--- begin ENTRIES SHOWN ---
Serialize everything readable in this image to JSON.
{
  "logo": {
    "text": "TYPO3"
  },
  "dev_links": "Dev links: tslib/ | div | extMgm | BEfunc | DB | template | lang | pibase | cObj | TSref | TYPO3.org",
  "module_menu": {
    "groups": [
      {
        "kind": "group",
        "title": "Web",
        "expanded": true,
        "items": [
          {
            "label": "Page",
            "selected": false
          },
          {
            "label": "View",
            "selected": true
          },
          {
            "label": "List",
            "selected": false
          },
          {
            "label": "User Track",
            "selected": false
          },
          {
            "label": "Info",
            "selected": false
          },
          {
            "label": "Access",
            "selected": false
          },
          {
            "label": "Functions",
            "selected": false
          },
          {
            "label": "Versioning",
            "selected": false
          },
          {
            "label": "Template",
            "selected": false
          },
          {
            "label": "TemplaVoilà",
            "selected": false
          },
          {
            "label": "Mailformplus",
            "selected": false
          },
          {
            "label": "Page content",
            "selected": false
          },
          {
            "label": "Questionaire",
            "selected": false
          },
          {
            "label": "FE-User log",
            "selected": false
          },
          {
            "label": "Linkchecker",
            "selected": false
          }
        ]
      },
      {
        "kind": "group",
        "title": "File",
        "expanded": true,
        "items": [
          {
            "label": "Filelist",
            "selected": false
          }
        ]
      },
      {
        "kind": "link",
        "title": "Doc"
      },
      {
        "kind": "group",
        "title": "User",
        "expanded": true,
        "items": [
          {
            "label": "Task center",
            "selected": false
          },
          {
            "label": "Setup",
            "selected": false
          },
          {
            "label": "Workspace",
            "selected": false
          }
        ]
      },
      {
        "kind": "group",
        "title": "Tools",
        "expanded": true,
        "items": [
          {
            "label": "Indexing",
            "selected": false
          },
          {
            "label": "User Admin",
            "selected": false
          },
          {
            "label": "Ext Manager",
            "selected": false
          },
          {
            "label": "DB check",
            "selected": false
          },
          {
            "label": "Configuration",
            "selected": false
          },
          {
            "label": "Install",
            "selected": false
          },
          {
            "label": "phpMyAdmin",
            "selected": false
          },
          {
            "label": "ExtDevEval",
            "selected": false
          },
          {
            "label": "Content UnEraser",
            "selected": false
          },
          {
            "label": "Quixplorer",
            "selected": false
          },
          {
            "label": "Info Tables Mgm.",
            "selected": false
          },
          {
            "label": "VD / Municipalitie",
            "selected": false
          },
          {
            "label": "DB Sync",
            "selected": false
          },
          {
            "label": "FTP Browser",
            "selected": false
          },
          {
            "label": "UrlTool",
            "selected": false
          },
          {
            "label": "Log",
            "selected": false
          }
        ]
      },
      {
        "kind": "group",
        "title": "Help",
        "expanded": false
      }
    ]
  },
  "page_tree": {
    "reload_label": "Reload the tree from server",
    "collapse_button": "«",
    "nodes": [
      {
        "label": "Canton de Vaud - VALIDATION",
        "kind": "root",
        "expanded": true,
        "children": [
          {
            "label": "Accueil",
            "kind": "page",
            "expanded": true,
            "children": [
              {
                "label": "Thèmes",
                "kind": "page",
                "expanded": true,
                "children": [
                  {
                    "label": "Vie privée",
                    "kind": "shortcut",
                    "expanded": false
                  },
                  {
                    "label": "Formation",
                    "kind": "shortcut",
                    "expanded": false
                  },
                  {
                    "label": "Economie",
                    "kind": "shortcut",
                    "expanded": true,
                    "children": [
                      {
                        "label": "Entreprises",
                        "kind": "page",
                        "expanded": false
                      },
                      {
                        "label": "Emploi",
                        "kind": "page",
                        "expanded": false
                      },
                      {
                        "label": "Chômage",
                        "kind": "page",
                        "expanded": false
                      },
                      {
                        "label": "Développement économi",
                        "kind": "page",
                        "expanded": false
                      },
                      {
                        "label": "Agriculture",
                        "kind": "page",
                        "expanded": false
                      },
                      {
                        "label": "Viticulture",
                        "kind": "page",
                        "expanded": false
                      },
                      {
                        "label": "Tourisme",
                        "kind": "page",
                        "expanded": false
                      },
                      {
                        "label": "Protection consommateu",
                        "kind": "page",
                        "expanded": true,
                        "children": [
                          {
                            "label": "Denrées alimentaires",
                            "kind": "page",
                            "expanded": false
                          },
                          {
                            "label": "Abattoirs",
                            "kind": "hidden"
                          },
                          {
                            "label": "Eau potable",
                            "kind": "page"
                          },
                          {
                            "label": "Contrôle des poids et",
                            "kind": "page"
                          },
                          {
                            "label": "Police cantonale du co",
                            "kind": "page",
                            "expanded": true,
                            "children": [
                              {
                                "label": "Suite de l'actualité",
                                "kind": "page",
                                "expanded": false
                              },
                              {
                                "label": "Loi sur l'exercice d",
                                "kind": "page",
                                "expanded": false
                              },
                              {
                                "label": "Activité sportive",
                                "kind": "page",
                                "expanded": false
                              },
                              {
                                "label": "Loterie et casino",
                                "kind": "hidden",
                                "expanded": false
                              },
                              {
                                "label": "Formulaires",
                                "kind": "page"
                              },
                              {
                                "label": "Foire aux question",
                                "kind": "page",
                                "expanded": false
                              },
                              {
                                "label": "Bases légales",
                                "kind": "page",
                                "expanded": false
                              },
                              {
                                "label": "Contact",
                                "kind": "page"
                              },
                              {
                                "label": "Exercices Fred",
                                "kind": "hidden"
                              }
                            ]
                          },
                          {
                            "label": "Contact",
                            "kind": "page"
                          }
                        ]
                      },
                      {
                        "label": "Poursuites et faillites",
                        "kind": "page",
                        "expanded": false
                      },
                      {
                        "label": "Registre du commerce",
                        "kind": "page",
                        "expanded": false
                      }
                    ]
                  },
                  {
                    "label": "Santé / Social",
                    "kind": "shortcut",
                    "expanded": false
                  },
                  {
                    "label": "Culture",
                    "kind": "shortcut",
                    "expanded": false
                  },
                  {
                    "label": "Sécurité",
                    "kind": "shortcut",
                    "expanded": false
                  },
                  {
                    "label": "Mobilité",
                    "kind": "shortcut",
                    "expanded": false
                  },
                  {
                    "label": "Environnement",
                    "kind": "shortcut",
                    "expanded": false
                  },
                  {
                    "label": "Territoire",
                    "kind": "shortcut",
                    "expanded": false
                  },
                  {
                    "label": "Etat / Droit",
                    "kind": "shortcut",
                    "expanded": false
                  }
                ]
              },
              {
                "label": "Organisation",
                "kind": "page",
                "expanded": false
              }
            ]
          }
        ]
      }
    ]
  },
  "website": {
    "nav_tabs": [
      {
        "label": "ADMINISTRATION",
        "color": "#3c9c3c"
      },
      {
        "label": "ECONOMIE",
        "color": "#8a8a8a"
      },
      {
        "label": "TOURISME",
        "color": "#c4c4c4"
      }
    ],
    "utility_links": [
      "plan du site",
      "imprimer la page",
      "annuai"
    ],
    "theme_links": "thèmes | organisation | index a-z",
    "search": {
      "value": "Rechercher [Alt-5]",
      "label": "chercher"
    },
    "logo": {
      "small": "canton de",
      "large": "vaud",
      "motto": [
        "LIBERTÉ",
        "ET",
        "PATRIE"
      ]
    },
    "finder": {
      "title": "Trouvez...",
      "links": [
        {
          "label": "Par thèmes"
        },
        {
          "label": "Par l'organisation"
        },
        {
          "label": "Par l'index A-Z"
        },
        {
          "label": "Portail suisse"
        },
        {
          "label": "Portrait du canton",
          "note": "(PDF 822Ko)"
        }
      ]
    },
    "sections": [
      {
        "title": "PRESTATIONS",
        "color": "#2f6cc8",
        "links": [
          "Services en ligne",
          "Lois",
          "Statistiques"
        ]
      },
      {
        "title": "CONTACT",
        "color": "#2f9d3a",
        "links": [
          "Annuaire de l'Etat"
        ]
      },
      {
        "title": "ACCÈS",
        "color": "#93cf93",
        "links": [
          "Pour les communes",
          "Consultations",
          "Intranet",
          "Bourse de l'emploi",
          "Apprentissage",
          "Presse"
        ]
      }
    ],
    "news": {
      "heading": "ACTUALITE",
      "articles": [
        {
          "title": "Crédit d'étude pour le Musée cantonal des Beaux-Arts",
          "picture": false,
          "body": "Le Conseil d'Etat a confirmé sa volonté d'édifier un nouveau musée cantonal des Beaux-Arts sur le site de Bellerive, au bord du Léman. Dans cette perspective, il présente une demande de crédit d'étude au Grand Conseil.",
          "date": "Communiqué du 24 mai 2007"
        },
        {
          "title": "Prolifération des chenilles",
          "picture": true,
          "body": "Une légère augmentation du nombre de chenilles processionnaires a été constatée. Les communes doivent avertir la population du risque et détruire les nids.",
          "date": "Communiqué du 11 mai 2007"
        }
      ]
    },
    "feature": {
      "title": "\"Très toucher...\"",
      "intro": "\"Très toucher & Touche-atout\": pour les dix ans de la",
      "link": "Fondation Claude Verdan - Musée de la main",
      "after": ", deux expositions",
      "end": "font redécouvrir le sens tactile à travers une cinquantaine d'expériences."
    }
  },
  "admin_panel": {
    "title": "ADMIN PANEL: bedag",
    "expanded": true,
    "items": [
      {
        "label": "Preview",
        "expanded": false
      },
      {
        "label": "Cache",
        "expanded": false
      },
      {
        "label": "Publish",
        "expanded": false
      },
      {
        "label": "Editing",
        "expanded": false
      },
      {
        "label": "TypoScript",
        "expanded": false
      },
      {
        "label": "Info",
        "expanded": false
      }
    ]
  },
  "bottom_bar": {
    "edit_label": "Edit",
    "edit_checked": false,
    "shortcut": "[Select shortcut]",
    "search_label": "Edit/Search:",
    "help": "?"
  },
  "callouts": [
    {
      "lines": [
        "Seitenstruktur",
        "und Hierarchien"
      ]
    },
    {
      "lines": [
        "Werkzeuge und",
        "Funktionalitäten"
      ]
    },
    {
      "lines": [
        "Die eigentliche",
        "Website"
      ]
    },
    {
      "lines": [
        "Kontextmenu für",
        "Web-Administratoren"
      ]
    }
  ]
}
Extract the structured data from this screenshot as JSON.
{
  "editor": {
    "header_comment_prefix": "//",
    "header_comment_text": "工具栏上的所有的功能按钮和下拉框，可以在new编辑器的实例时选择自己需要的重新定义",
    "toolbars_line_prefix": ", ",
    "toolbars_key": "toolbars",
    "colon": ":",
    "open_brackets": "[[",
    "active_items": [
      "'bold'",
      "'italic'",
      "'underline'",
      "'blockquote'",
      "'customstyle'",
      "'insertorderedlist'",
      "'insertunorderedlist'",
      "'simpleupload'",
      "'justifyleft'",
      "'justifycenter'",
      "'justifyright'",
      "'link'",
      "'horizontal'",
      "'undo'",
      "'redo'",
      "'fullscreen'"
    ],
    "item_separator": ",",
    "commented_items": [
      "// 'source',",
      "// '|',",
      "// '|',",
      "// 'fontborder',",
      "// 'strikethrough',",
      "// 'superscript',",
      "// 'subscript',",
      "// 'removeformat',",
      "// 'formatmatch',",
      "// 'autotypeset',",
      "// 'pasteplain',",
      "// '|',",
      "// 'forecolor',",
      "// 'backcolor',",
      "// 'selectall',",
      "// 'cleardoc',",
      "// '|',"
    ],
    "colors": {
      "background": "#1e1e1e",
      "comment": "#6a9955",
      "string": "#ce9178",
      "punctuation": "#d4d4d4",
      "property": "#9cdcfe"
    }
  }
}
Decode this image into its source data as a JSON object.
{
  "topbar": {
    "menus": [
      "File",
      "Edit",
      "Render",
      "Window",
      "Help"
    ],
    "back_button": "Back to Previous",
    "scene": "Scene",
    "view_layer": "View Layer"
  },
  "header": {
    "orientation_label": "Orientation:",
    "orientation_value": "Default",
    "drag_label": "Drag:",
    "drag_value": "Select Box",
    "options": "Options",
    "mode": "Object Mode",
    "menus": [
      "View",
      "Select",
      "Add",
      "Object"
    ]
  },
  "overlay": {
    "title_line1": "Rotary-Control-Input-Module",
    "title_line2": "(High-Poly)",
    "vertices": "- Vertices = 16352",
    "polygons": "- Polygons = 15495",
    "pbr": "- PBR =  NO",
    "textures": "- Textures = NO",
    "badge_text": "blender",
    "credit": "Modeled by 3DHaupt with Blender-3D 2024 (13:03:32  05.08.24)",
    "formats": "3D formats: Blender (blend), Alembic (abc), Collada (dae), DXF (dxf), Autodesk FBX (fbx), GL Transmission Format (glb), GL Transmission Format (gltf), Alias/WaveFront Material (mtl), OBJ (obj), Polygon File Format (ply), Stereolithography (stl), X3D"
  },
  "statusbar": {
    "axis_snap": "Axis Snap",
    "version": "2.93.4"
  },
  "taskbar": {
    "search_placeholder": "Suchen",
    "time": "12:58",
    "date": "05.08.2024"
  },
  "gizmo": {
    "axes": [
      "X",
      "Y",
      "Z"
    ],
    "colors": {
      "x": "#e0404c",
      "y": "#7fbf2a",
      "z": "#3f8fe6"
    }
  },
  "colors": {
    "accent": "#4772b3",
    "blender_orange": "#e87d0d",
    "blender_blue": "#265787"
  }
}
--- end ENTRIES SHOWN ---
* **WORK INSTRUCTIONS**
Using the entries above, find all lines with "étude". Copy them.

* **WRITTEN RESPONSE**
          "title": "Crédit d'étude pour le Musée cantonal des Beaux-Arts",
          "body": "Le Conseil d'Etat a confirmé sa volonté d'édifier un nouveau musée cantonal des Beaux-Arts sur le site de Bellerive, au bord du Léman. Dans cette perspective, il présente une demande de crédit d'étude au Grand Conseil.",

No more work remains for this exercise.